GIVEN REQUEST:
Write out each line exactly as given. Leave the pictures out of your copy.
>> BEGIN EXTRACTED DATA
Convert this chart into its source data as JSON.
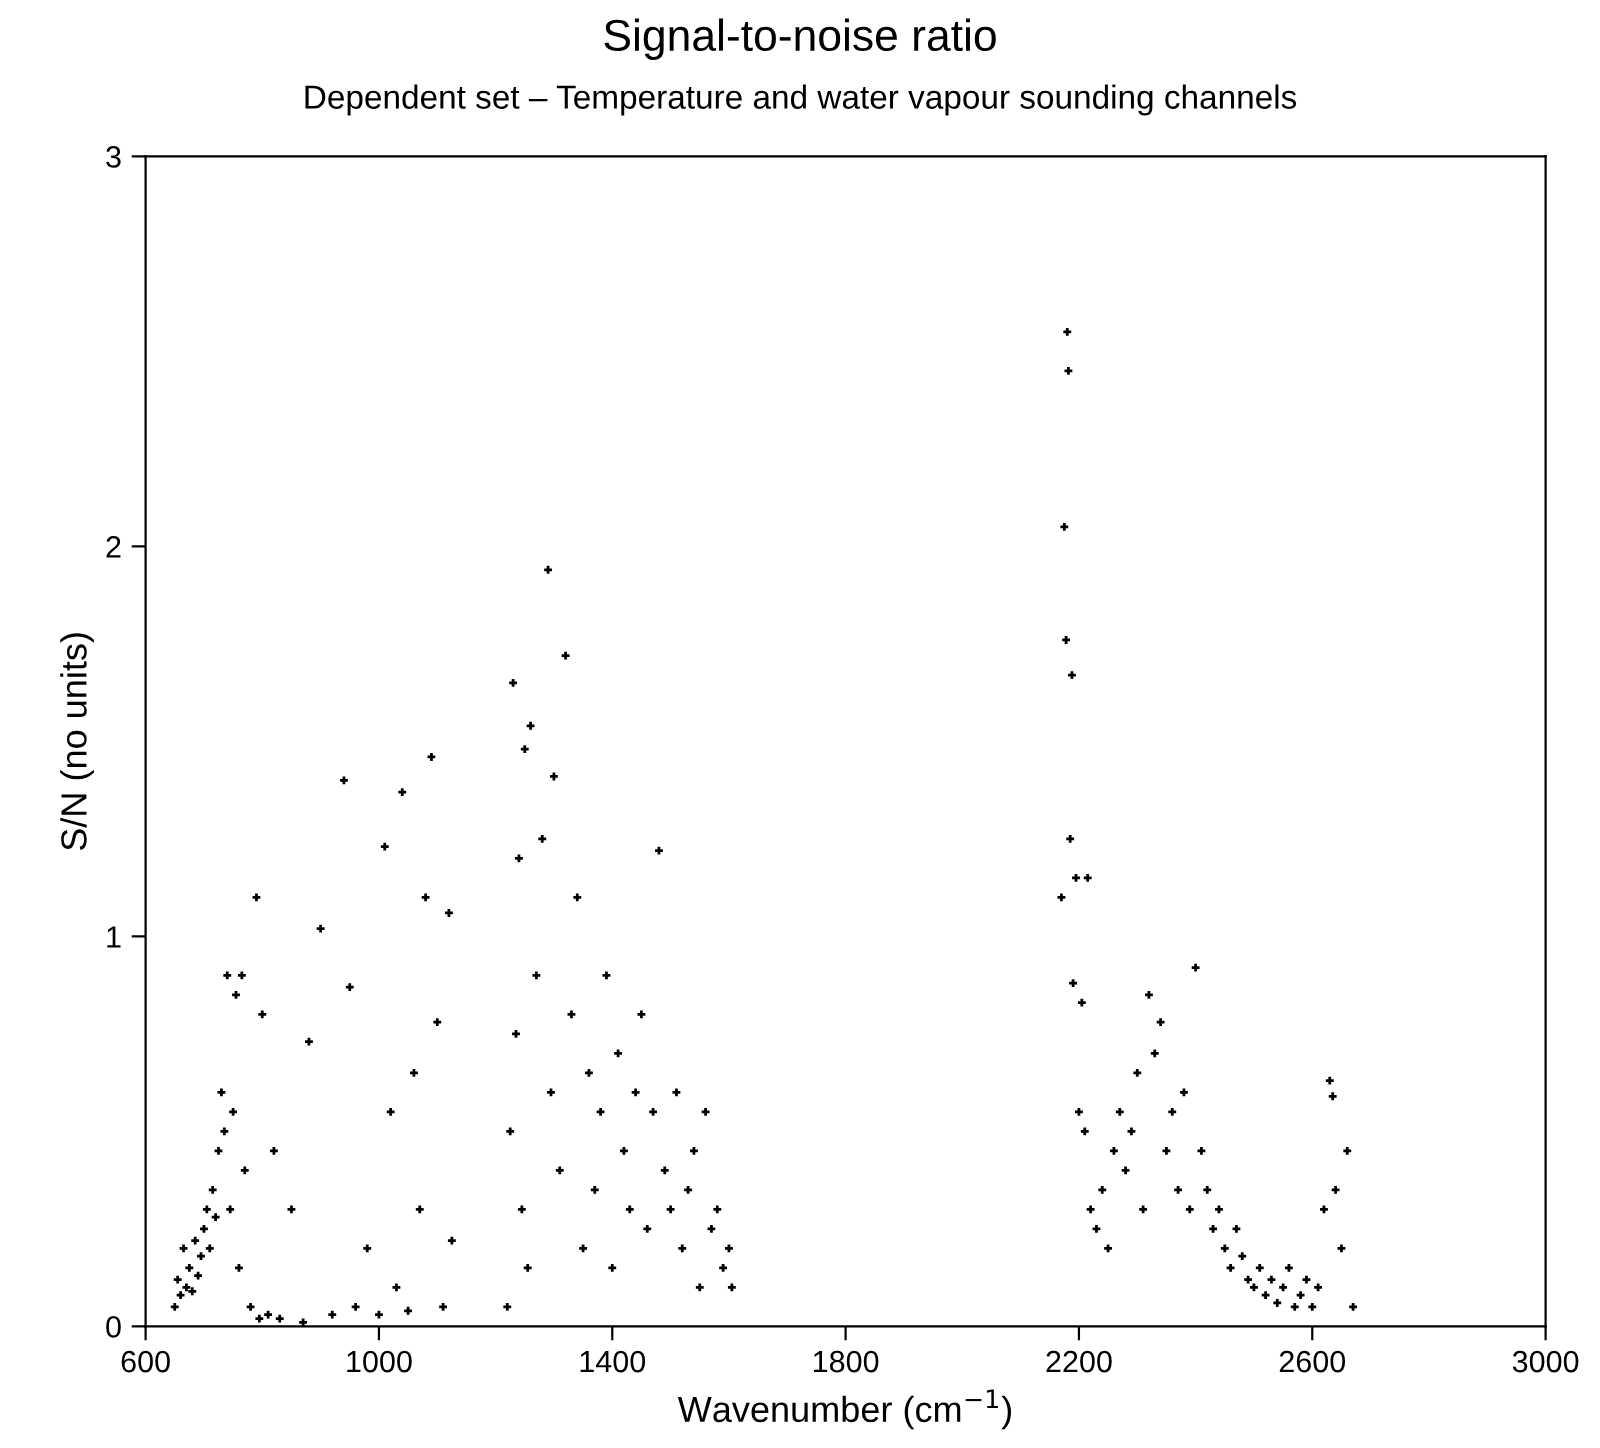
{
  "chart_data": {
    "type": "scatter",
    "title": "Signal-to-noise ratio",
    "subtitle": "Dependent set – Temperature and water vapour sounding channels",
    "xlabel": "Wavenumber (cm$^{−1}$)",
    "ylabel": "S/N (no units)",
    "x": [
      650,
      655,
      660,
      665,
      670,
      675,
      680,
      685,
      690,
      695,
      700,
      705,
      710,
      715,
      720,
      725,
      730,
      735,
      740,
      745,
      750,
      755,
      760,
      765,
      770,
      780,
      790,
      795,
      800,
      810,
      820,
      830,
      850,
      870,
      880,
      900,
      920,
      940,
      950,
      960,
      980,
      1000,
      1010,
      1020,
      1030,
      1040,
      1050,
      1060,
      1070,
      1080,
      1090,
      1100,
      1110,
      1120,
      1125,
      1220,
      1225,
      1230,
      1235,
      1240,
      1245,
      1250,
      1255,
      1260,
      1270,
      1280,
      1290,
      1295,
      1300,
      1310,
      1320,
      1330,
      1340,
      1350,
      1360,
      1370,
      1380,
      1390,
      1400,
      1410,
      1420,
      1430,
      1440,
      1450,
      1460,
      1470,
      1480,
      1490,
      1500,
      1510,
      1520,
      1530,
      1540,
      1550,
      1560,
      1570,
      1580,
      1590,
      1600,
      1605,
      2170,
      2175,
      2178,
      2180,
      2182,
      2185,
      2188,
      2190,
      2195,
      2200,
      2205,
      2210,
      2215,
      2220,
      2230,
      2240,
      2250,
      2260,
      2270,
      2280,
      2290,
      2300,
      2310,
      2320,
      2330,
      2340,
      2350,
      2360,
      2370,
      2380,
      2390,
      2400,
      2410,
      2420,
      2430,
      2440,
      2450,
      2460,
      2470,
      2480,
      2490,
      2500,
      2510,
      2520,
      2530,
      2540,
      2550,
      2560,
      2570,
      2580,
      2590,
      2600,
      2610,
      2620,
      2630,
      2635,
      2640,
      2650,
      2660,
      2670
    ],
    "values": [
      0.05,
      0.12,
      0.08,
      0.2,
      0.1,
      0.15,
      0.09,
      0.22,
      0.13,
      0.18,
      0.25,
      0.3,
      0.2,
      0.35,
      0.28,
      0.45,
      0.6,
      0.5,
      0.9,
      0.3,
      0.55,
      0.85,
      0.15,
      0.9,
      0.4,
      0.05,
      1.1,
      0.02,
      0.8,
      0.03,
      0.45,
      0.02,
      0.3,
      0.01,
      0.73,
      1.02,
      0.03,
      1.4,
      0.87,
      0.05,
      0.2,
      0.03,
      1.23,
      0.55,
      0.1,
      1.37,
      0.04,
      0.65,
      0.3,
      1.1,
      1.46,
      0.78,
      0.05,
      1.06,
      0.22,
      0.05,
      0.5,
      1.65,
      0.75,
      1.2,
      0.3,
      1.48,
      0.15,
      1.54,
      0.9,
      1.25,
      1.94,
      0.6,
      1.41,
      0.4,
      1.72,
      0.8,
      1.1,
      0.2,
      0.65,
      0.35,
      0.55,
      0.9,
      0.15,
      0.7,
      0.45,
      0.3,
      0.6,
      0.8,
      0.25,
      0.55,
      1.22,
      0.4,
      0.3,
      0.6,
      0.2,
      0.35,
      0.45,
      0.1,
      0.55,
      0.25,
      0.3,
      0.15,
      0.2,
      0.1,
      1.1,
      2.05,
      1.76,
      2.55,
      2.45,
      1.25,
      1.67,
      0.88,
      1.15,
      0.55,
      0.83,
      0.5,
      1.15,
      0.3,
      0.25,
      0.35,
      0.2,
      0.45,
      0.55,
      0.4,
      0.5,
      0.65,
      0.3,
      0.85,
      0.7,
      0.78,
      0.45,
      0.55,
      0.35,
      0.6,
      0.3,
      0.92,
      0.45,
      0.35,
      0.25,
      0.3,
      0.2,
      0.15,
      0.25,
      0.18,
      0.12,
      0.1,
      0.15,
      0.08,
      0.12,
      0.06,
      0.1,
      0.15,
      0.05,
      0.08,
      0.12,
      0.05,
      0.1,
      0.3,
      0.63,
      0.59,
      0.35,
      0.2,
      0.45,
      0.05
    ],
    "color": "#000000",
    "marker": "cross",
    "xlim": [
      600,
      3000
    ],
    "xticks": [
      600,
      1000,
      1400,
      1800,
      2200,
      2600,
      3000
    ],
    "ylim": [
      0,
      3
    ],
    "yticks": [
      0,
      1,
      2,
      3
    ],
    "grid": false
  }
}
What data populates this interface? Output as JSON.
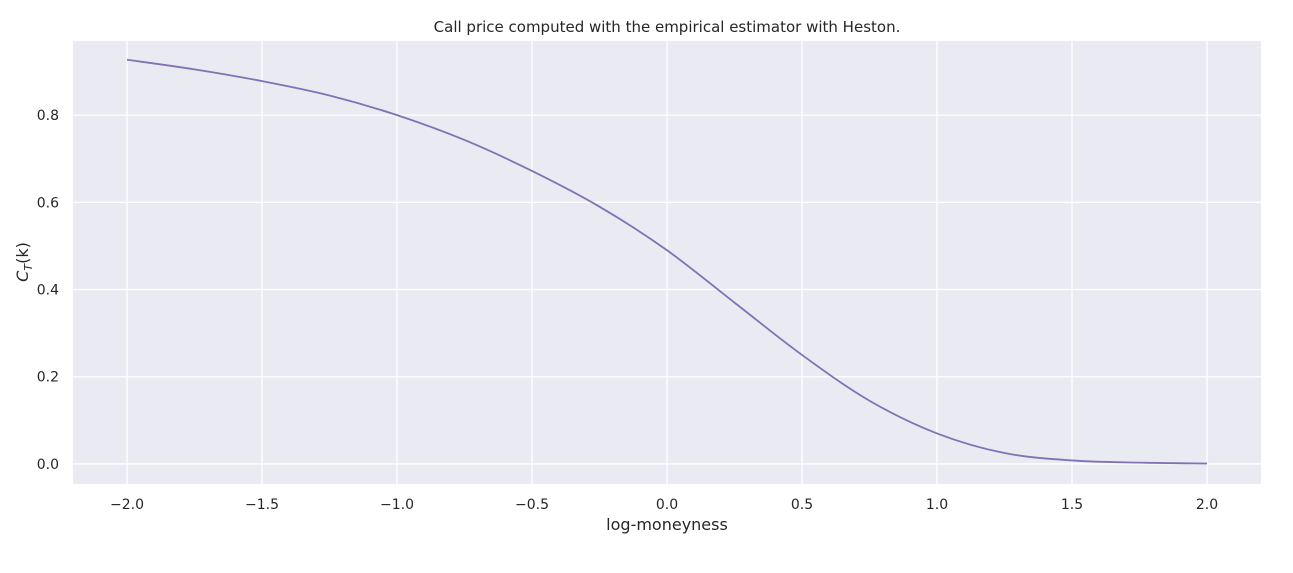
{
  "chart_data": {
    "type": "line",
    "title": "Call price computed with the empirical estimator with Heston.",
    "xlabel": "log-moneyness",
    "ylabel_main": "C",
    "ylabel_sub": "T",
    "ylabel_rest": "(k)",
    "xlim": [
      -2.2,
      2.2
    ],
    "ylim": [
      -0.046,
      0.97
    ],
    "xticks": [
      -2.0,
      -1.5,
      -1.0,
      -0.5,
      0.0,
      0.5,
      1.0,
      1.5,
      2.0
    ],
    "xtick_labels": [
      "−2.0",
      "−1.5",
      "−1.0",
      "−0.5",
      "0.0",
      "0.5",
      "1.0",
      "1.5",
      "2.0"
    ],
    "yticks": [
      0.0,
      0.2,
      0.4,
      0.6,
      0.8
    ],
    "ytick_labels": [
      "0.0",
      "0.2",
      "0.4",
      "0.6",
      "0.8"
    ],
    "grid": true,
    "background": "#eaeaf2",
    "grid_color": "#ffffff",
    "line_color": "#8172b3",
    "series": [
      {
        "x": [
          -2.0,
          -1.75,
          -1.5,
          -1.25,
          -1.0,
          -0.75,
          -0.5,
          -0.25,
          0.0,
          0.25,
          0.5,
          0.75,
          1.0,
          1.25,
          1.5,
          1.75,
          2.0
        ],
        "y": [
          0.927,
          0.905,
          0.878,
          0.845,
          0.8,
          0.743,
          0.672,
          0.59,
          0.49,
          0.37,
          0.25,
          0.145,
          0.07,
          0.025,
          0.008,
          0.003,
          0.001
        ]
      }
    ]
  }
}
>> END EXTRACTED DATA
EXERCISE OUTPUT:
Convert this chart into its source data as JSON.
{
  "chart_data": {
    "type": "scatter",
    "title": "Signal-to-noise ratio",
    "subtitle": "Dependent set – Temperature and water vapour sounding channels",
    "xlabel": "Wavenumber (cm$^{−1}$)",
    "ylabel": "S/N (no units)",
    "x": [
      650,
      655,
      660,
      665,
      670,
      675,
      680,
      685,
      690,
      695,
      700,
      705,
      710,
      715,
      720,
      725,
      730,
      735,
      740,
      745,
      750,
      755,
      760,
      765,
      770,
      780,
      790,
      795,
      800,
      810,
      820,
      830,
      850,
      870,
      880,
      900,
      920,
      940,
      950,
      960,
      980,
      1000,
      1010,
      1020,
      1030,
      1040,
      1050,
      1060,
      1070,
      1080,
      1090,
      1100,
      1110,
      1120,
      1125,
      1220,
      1225,
      1230,
      1235,
      1240,
      1245,
      1250,
      1255,
      1260,
      1270,
      1280,
      1290,
      1295,
      1300,
      1310,
      1320,
      1330,
      1340,
      1350,
      1360,
      1370,
      1380,
      1390,
      1400,
      1410,
      1420,
      1430,
      1440,
      1450,
      1460,
      1470,
      1480,
      1490,
      1500,
      1510,
      1520,
      1530,
      1540,
      1550,
      1560,
      1570,
      1580,
      1590,
      1600,
      1605,
      2170,
      2175,
      2178,
      2180,
      2182,
      2185,
      2188,
      2190,
      2195,
      2200,
      2205,
      2210,
      2215,
      2220,
      2230,
      2240,
      2250,
      2260,
      2270,
      2280,
      2290,
      2300,
      2310,
      2320,
      2330,
      2340,
      2350,
      2360,
      2370,
      2380,
      2390,
      2400,
      2410,
      2420,
      2430,
      2440,
      2450,
      2460,
      2470,
      2480,
      2490,
      2500,
      2510,
      2520,
      2530,
      2540,
      2550,
      2560,
      2570,
      2580,
      2590,
      2600,
      2610,
      2620,
      2630,
      2635,
      2640,
      2650,
      2660,
      2670
    ],
    "values": [
      0.05,
      0.12,
      0.08,
      0.2,
      0.1,
      0.15,
      0.09,
      0.22,
      0.13,
      0.18,
      0.25,
      0.3,
      0.2,
      0.35,
      0.28,
      0.45,
      0.6,
      0.5,
      0.9,
      0.3,
      0.55,
      0.85,
      0.15,
      0.9,
      0.4,
      0.05,
      1.1,
      0.02,
      0.8,
      0.03,
      0.45,
      0.02,
      0.3,
      0.01,
      0.73,
      1.02,
      0.03,
      1.4,
      0.87,
      0.05,
      0.2,
      0.03,
      1.23,
      0.55,
      0.1,
      1.37,
      0.04,
      0.65,
      0.3,
      1.1,
      1.46,
      0.78,
      0.05,
      1.06,
      0.22,
      0.05,
      0.5,
      1.65,
      0.75,
      1.2,
      0.3,
      1.48,
      0.15,
      1.54,
      0.9,
      1.25,
      1.94,
      0.6,
      1.41,
      0.4,
      1.72,
      0.8,
      1.1,
      0.2,
      0.65,
      0.35,
      0.55,
      0.9,
      0.15,
      0.7,
      0.45,
      0.3,
      0.6,
      0.8,
      0.25,
      0.55,
      1.22,
      0.4,
      0.3,
      0.6,
      0.2,
      0.35,
      0.45,
      0.1,
      0.55,
      0.25,
      0.3,
      0.15,
      0.2,
      0.1,
      1.1,
      2.05,
      1.76,
      2.55,
      2.45,
      1.25,
      1.67,
      0.88,
      1.15,
      0.55,
      0.83,
      0.5,
      1.15,
      0.3,
      0.25,
      0.35,
      0.2,
      0.45,
      0.55,
      0.4,
      0.5,
      0.65,
      0.3,
      0.85,
      0.7,
      0.78,
      0.45,
      0.55,
      0.35,
      0.6,
      0.3,
      0.92,
      0.45,
      0.35,
      0.25,
      0.3,
      0.2,
      0.15,
      0.25,
      0.18,
      0.12,
      0.1,
      0.15,
      0.08,
      0.12,
      0.06,
      0.1,
      0.15,
      0.05,
      0.08,
      0.12,
      0.05,
      0.1,
      0.3,
      0.63,
      0.59,
      0.35,
      0.2,
      0.45,
      0.05
    ],
    "color": "#000000",
    "marker": "cross",
    "xlim": [
      600,
      3000
    ],
    "xticks": [
      600,
      1000,
      1400,
      1800,
      2200,
      2600,
      3000
    ],
    "ylim": [
      0,
      3
    ],
    "yticks": [
      0,
      1,
      2,
      3
    ],
    "grid": false
  }
}
What data populates this interface? Output as JSON.
{
  "chart_data": {
    "type": "line",
    "title": "Call price computed with the empirical estimator with Heston.",
    "xlabel": "log-moneyness",
    "ylabel_main": "C",
    "ylabel_sub": "T",
    "ylabel_rest": "(k)",
    "xlim": [
      -2.2,
      2.2
    ],
    "ylim": [
      -0.046,
      0.97
    ],
    "xticks": [
      -2.0,
      -1.5,
      -1.0,
      -0.5,
      0.0,
      0.5,
      1.0,
      1.5,
      2.0
    ],
    "xtick_labels": [
      "−2.0",
      "−1.5",
      "−1.0",
      "−0.5",
      "0.0",
      "0.5",
      "1.0",
      "1.5",
      "2.0"
    ],
    "yticks": [
      0.0,
      0.2,
      0.4,
      0.6,
      0.8
    ],
    "ytick_labels": [
      "0.0",
      "0.2",
      "0.4",
      "0.6",
      "0.8"
    ],
    "grid": true,
    "background": "#eaeaf2",
    "grid_color": "#ffffff",
    "line_color": "#8172b3",
    "series": [
      {
        "x": [
          -2.0,
          -1.75,
          -1.5,
          -1.25,
          -1.0,
          -0.75,
          -0.5,
          -0.25,
          0.0,
          0.25,
          0.5,
          0.75,
          1.0,
          1.25,
          1.5,
          1.75,
          2.0
        ],
        "y": [
          0.927,
          0.905,
          0.878,
          0.845,
          0.8,
          0.743,
          0.672,
          0.59,
          0.49,
          0.37,
          0.25,
          0.145,
          0.07,
          0.025,
          0.008,
          0.003,
          0.001
        ]
      }
    ]
  }
}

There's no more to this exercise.